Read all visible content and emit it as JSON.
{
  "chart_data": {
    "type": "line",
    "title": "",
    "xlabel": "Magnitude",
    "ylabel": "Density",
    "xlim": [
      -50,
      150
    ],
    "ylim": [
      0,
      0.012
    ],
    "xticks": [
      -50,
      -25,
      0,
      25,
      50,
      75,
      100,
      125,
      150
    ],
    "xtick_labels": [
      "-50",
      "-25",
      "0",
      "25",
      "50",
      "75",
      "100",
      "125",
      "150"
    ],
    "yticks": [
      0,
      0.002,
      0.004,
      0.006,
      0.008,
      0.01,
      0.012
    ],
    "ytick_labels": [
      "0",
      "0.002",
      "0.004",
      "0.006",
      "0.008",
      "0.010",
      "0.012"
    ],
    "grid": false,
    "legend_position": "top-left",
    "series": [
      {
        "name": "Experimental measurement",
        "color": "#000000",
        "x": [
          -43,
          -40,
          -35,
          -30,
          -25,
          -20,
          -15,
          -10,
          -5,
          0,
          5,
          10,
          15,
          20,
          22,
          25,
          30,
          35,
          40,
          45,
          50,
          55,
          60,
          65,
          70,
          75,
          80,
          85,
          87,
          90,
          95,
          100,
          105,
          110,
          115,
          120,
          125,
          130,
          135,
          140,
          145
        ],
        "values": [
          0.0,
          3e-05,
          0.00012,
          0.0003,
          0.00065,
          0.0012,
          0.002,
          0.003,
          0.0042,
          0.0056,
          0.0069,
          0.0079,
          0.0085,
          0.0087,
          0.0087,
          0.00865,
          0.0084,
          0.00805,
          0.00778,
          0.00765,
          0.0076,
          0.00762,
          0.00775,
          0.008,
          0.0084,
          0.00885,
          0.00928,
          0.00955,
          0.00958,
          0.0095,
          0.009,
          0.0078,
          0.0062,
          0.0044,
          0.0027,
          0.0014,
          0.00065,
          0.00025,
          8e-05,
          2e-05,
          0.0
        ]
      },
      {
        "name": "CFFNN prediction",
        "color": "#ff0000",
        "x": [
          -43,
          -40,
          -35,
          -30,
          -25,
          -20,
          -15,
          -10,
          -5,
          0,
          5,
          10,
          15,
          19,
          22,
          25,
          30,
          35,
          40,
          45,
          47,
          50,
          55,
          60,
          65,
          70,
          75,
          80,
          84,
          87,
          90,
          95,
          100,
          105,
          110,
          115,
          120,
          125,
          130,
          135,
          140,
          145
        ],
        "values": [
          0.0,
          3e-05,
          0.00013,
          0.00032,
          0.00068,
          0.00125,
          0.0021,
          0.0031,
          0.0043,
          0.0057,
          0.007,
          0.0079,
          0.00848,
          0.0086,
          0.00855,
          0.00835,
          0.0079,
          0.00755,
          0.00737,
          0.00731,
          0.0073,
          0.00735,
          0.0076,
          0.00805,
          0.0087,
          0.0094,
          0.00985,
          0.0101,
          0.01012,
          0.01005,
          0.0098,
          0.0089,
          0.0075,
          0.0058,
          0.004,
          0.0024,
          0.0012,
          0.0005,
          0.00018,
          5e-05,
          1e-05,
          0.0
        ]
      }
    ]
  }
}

=====

> _PROBLEM_:
For the entries shown above, give the number of lines that include the word "name", without any other text.

> _OUTPUT FOR THIS EXERCISE_:
2